**WHAT YOU ARE ASKED TO DO**
Rewrite each of the items so that every occurrence of "screenshot" becomes "page", keeping all other text as it is.

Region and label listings
==================================================

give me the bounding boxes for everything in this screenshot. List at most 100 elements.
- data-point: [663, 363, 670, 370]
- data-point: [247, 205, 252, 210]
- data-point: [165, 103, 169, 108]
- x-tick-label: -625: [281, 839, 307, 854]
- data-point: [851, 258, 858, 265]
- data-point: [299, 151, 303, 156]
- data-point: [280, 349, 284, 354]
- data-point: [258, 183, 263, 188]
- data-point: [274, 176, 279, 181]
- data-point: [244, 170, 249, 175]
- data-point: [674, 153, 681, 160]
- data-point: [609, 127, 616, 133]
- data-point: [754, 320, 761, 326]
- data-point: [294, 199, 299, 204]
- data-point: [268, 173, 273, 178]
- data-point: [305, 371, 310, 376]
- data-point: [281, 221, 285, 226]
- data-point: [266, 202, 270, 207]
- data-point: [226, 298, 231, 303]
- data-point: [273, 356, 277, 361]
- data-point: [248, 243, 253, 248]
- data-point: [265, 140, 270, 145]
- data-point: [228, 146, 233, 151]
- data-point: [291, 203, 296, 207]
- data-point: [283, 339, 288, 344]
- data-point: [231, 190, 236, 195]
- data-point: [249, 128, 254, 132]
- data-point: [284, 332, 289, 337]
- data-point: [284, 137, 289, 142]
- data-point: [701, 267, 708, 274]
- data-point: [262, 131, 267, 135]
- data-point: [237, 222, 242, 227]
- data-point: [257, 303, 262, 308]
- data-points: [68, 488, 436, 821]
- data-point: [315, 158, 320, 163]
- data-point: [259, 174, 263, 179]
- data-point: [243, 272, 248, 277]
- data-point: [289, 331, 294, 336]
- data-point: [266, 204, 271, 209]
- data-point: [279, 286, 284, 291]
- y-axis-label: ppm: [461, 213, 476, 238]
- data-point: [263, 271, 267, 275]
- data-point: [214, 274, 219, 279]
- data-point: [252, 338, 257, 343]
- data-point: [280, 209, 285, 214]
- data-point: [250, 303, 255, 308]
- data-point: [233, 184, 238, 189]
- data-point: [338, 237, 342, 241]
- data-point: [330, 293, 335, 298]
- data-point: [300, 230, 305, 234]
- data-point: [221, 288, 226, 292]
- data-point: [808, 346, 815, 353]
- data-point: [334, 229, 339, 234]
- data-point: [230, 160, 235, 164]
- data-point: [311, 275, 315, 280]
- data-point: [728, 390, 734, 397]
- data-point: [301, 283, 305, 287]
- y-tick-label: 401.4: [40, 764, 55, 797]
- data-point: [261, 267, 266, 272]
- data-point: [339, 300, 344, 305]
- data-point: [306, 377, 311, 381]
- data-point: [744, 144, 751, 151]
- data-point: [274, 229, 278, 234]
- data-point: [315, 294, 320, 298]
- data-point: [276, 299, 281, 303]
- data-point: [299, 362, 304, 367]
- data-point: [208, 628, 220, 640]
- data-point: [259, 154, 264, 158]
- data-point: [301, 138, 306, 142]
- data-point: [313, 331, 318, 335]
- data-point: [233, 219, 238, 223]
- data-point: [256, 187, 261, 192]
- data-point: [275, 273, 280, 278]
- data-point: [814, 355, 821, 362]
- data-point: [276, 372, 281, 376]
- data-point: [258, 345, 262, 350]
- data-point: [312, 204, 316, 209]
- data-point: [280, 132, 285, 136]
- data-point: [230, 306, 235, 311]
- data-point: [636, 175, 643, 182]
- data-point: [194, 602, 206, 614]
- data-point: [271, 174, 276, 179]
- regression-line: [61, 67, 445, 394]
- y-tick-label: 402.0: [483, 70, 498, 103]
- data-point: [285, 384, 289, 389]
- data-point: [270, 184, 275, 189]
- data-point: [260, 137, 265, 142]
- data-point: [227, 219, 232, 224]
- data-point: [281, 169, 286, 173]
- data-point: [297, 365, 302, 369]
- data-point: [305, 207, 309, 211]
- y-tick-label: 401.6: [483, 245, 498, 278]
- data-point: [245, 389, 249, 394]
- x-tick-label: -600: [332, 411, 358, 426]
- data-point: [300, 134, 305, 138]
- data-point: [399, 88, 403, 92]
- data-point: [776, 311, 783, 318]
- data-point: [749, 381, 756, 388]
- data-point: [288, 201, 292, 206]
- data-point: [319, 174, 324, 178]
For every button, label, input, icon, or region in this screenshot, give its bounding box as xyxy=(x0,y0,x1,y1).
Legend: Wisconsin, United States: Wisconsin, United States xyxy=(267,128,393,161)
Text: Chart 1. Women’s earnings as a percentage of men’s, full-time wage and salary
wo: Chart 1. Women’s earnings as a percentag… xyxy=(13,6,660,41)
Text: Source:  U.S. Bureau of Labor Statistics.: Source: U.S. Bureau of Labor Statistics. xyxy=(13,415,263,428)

==================================================

**FULL OUTPUT**
give me the bounding boxes for everything in this page. List at most 100 elements.
- data-point: [663, 363, 670, 370]
- data-point: [247, 205, 252, 210]
- data-point: [165, 103, 169, 108]
- x-tick-label: -625: [281, 839, 307, 854]
- data-point: [851, 258, 858, 265]
- data-point: [299, 151, 303, 156]
- data-point: [280, 349, 284, 354]
- data-point: [258, 183, 263, 188]
- data-point: [274, 176, 279, 181]
- data-point: [244, 170, 249, 175]
- data-point: [674, 153, 681, 160]
- data-point: [609, 127, 616, 133]
- data-point: [754, 320, 761, 326]
- data-point: [294, 199, 299, 204]
- data-point: [268, 173, 273, 178]
- data-point: [305, 371, 310, 376]
- data-point: [281, 221, 285, 226]
- data-point: [266, 202, 270, 207]
- data-point: [226, 298, 231, 303]
- data-point: [273, 356, 277, 361]
- data-point: [248, 243, 253, 248]
- data-point: [265, 140, 270, 145]
- data-point: [228, 146, 233, 151]
- data-point: [291, 203, 296, 207]
- data-point: [283, 339, 288, 344]
- data-point: [231, 190, 236, 195]
- data-point: [249, 128, 254, 132]
- data-point: [284, 332, 289, 337]
- data-point: [284, 137, 289, 142]
- data-point: [701, 267, 708, 274]
- data-point: [262, 131, 267, 135]
- data-point: [237, 222, 242, 227]
- data-point: [257, 303, 262, 308]
- data-points: [68, 488, 436, 821]
- data-point: [315, 158, 320, 163]
- data-point: [259, 174, 263, 179]
- data-point: [243, 272, 248, 277]
- data-point: [289, 331, 294, 336]
- data-point: [266, 204, 271, 209]
- data-point: [279, 286, 284, 291]
- y-axis-label: ppm: [461, 213, 476, 238]
- data-point: [263, 271, 267, 275]
- data-point: [214, 274, 219, 279]
- data-point: [252, 338, 257, 343]
- data-point: [280, 209, 285, 214]
- data-point: [250, 303, 255, 308]
- data-point: [233, 184, 238, 189]
- data-point: [338, 237, 342, 241]
- data-point: [330, 293, 335, 298]
- data-point: [300, 230, 305, 234]
- data-point: [221, 288, 226, 292]
- data-point: [808, 346, 815, 353]
- data-point: [334, 229, 339, 234]
- data-point: [230, 160, 235, 164]
- data-point: [311, 275, 315, 280]
- data-point: [728, 390, 734, 397]
- data-point: [301, 283, 305, 287]
- y-tick-label: 401.4: [40, 764, 55, 797]
- data-point: [261, 267, 266, 272]
- data-point: [339, 300, 344, 305]
- data-point: [306, 377, 311, 381]
- data-point: [744, 144, 751, 151]
- data-point: [274, 229, 278, 234]
- data-point: [315, 294, 320, 298]
- data-point: [276, 299, 281, 303]
- data-point: [299, 362, 304, 367]
- data-point: [208, 628, 220, 640]
- data-point: [259, 154, 264, 158]
- data-point: [301, 138, 306, 142]
- data-point: [313, 331, 318, 335]
- data-point: [233, 219, 238, 223]
- data-point: [256, 187, 261, 192]
- data-point: [275, 273, 280, 278]
- data-point: [814, 355, 821, 362]
- data-point: [276, 372, 281, 376]
- data-point: [258, 345, 262, 350]
- data-point: [312, 204, 316, 209]
- data-point: [280, 132, 285, 136]
- data-point: [230, 306, 235, 311]
- data-point: [636, 175, 643, 182]
- data-point: [194, 602, 206, 614]
- data-point: [271, 174, 276, 179]
- regression-line: [61, 67, 445, 394]
- y-tick-label: 402.0: [483, 70, 498, 103]
- data-point: [285, 384, 289, 389]
- data-point: [270, 184, 275, 189]
- data-point: [260, 137, 265, 142]
- data-point: [227, 219, 232, 224]
- data-point: [281, 169, 286, 173]
- data-point: [297, 365, 302, 369]
- data-point: [305, 207, 309, 211]
- y-tick-label: 401.6: [483, 245, 498, 278]
- data-point: [245, 389, 249, 394]
- x-tick-label: -600: [332, 411, 358, 426]
- data-point: [300, 134, 305, 138]
- data-point: [399, 88, 403, 92]
- data-point: [776, 311, 783, 318]
- data-point: [749, 381, 756, 388]
- data-point: [288, 201, 292, 206]
- data-point: [319, 174, 324, 178]
For every button, label, input, icon, or region in this page, give its bounding box as xyxy=(x0,y0,x1,y1).
Legend: Wisconsin, United States: Wisconsin, United States xyxy=(267,128,393,161)
Text: Chart 1. Women’s earnings as a percentage of men’s, full-time wage and salary
wo: Chart 1. Women’s earnings as a percentag… xyxy=(13,6,660,41)
Text: Source:  U.S. Bureau of Labor Statistics.: Source: U.S. Bureau of Labor Statistics. xyxy=(13,415,263,428)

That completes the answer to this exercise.